Job: Filter out everything except lines holding "transfer".

☆ ☆ ☆ ☆

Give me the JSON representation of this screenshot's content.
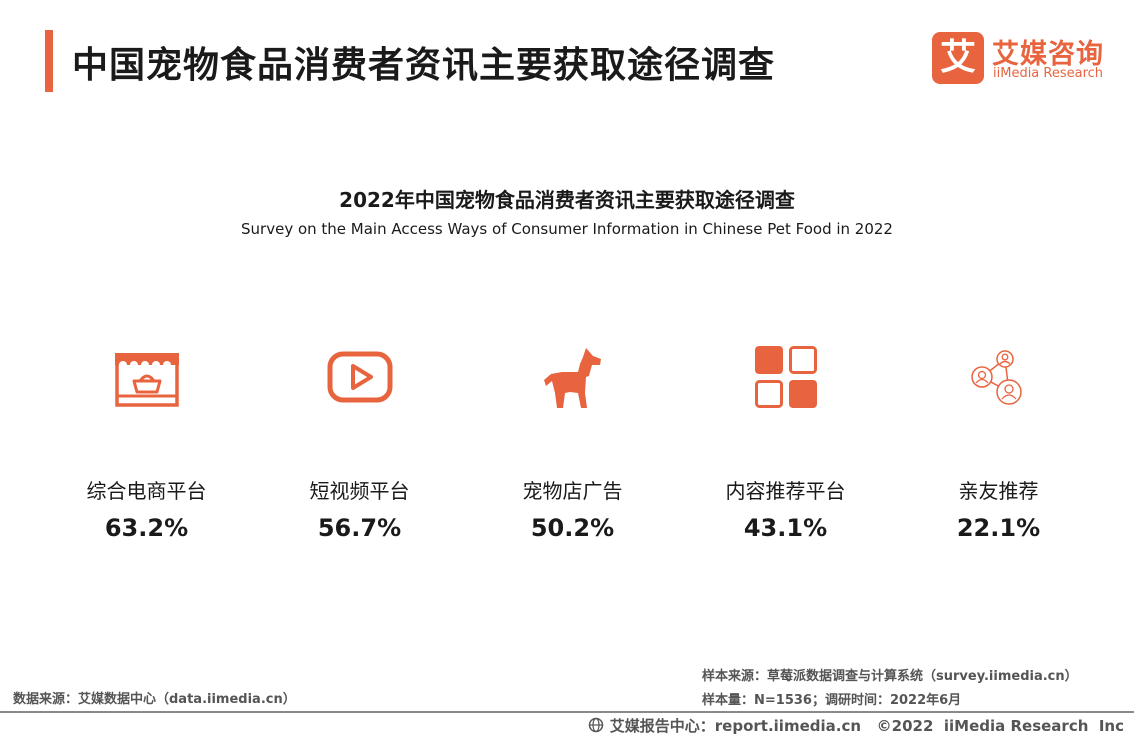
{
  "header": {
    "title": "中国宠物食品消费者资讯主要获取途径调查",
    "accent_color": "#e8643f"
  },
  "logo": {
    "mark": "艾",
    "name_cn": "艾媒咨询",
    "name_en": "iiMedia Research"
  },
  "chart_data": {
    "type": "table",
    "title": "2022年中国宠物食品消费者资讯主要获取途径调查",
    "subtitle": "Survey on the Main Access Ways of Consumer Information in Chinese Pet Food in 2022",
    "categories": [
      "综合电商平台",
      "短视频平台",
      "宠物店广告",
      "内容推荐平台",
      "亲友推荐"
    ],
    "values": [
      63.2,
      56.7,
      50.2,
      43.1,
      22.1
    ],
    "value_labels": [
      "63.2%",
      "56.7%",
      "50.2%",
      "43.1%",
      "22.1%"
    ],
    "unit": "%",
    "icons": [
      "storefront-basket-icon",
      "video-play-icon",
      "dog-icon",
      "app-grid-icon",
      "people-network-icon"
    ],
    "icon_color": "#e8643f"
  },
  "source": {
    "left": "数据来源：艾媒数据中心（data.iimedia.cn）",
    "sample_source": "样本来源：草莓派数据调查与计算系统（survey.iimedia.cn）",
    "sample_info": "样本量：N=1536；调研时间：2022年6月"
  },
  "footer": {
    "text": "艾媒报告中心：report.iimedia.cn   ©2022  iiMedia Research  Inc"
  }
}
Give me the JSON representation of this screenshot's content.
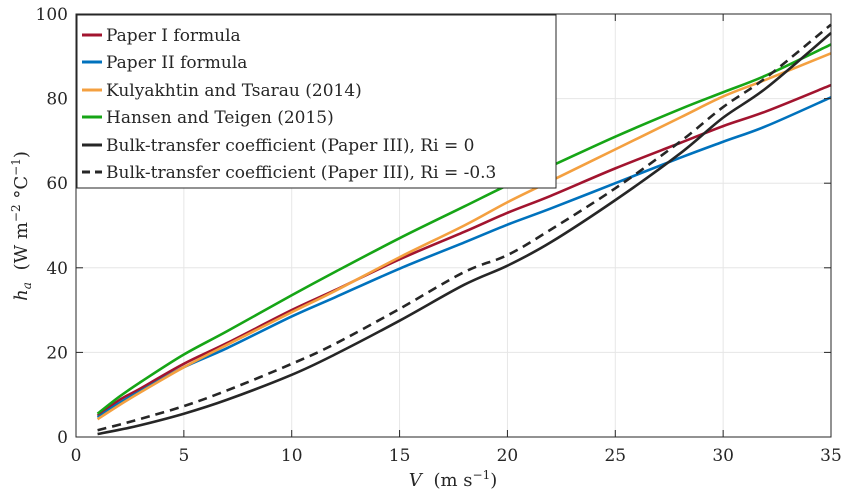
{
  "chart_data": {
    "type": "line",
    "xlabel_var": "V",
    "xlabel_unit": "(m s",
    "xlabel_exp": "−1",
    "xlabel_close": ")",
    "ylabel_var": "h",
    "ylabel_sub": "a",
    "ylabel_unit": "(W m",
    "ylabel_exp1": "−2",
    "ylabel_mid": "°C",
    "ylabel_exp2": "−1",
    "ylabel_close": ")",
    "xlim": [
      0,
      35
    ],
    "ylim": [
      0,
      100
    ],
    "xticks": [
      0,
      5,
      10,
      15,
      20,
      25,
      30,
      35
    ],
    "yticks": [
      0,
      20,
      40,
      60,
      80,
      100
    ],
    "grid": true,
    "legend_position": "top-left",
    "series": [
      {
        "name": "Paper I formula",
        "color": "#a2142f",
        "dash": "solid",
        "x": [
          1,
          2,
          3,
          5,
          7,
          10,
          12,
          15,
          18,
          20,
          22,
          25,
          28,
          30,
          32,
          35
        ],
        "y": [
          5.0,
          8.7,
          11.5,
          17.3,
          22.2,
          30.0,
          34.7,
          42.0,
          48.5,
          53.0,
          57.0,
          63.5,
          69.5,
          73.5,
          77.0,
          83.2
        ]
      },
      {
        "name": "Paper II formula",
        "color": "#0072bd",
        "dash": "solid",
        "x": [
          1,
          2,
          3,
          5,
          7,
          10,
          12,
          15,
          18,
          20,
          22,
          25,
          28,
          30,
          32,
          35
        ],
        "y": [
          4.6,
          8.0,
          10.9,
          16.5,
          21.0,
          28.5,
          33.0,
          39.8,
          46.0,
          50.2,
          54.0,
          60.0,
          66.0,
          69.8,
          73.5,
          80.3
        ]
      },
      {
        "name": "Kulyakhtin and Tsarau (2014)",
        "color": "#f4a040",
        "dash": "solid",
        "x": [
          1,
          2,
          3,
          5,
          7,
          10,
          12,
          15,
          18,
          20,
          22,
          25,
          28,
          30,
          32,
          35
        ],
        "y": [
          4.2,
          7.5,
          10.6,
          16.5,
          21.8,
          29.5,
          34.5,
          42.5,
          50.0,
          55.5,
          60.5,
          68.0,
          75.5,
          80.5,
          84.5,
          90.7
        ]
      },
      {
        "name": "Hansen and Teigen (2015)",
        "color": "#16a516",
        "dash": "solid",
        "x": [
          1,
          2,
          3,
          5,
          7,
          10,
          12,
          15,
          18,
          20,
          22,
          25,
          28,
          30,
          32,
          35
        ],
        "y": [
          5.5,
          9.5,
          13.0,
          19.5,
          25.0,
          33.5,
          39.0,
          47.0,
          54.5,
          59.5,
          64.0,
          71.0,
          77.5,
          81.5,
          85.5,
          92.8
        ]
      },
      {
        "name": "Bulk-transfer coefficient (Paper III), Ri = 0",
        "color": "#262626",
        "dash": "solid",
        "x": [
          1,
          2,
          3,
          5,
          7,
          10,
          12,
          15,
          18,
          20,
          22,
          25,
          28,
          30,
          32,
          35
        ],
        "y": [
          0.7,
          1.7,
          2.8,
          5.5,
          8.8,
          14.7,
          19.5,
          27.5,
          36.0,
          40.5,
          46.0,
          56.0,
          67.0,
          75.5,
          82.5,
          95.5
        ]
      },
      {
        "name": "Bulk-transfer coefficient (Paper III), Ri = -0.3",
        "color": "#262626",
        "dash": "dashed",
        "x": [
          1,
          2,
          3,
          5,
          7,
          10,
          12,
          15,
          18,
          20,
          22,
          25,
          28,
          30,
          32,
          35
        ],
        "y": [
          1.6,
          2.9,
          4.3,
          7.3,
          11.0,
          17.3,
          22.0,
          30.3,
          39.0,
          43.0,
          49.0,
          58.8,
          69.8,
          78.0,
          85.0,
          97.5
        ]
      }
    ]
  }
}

☆ ☆ ☆ ☆

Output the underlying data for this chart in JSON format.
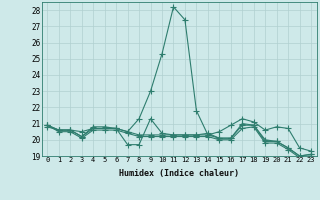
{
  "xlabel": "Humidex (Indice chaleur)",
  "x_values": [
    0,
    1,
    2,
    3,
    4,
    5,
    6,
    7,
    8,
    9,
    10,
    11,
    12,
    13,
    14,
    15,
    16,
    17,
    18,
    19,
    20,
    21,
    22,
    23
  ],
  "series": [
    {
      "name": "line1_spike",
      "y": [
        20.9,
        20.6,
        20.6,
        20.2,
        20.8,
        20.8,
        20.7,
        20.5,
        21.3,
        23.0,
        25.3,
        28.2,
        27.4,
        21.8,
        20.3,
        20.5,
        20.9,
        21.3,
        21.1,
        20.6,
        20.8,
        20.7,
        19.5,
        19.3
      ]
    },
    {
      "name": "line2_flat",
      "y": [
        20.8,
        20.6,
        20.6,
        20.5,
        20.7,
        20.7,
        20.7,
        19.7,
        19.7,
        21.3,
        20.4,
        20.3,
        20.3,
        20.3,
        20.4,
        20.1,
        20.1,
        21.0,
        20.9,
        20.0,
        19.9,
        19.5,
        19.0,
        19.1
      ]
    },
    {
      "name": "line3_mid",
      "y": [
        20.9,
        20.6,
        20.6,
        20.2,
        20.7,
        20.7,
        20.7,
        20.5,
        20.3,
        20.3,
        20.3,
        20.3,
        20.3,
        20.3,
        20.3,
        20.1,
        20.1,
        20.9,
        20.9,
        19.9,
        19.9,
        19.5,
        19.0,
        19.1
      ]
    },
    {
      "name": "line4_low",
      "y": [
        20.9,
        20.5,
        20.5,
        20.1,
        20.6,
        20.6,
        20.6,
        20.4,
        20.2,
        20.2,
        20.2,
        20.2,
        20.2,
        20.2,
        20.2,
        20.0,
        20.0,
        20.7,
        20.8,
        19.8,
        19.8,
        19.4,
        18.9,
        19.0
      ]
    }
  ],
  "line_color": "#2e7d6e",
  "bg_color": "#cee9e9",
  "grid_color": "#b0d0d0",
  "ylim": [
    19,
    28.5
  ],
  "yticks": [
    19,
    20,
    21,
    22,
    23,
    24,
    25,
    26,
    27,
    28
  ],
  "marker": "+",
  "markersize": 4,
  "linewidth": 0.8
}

☆ ☆ ☆ ☆

Solution to this exercise:
        "name": "Bulk-transfer coefficient (Paper III), Ri = 0",
        "name": "Bulk-transfer coefficient (Paper III), Ri = -0.3",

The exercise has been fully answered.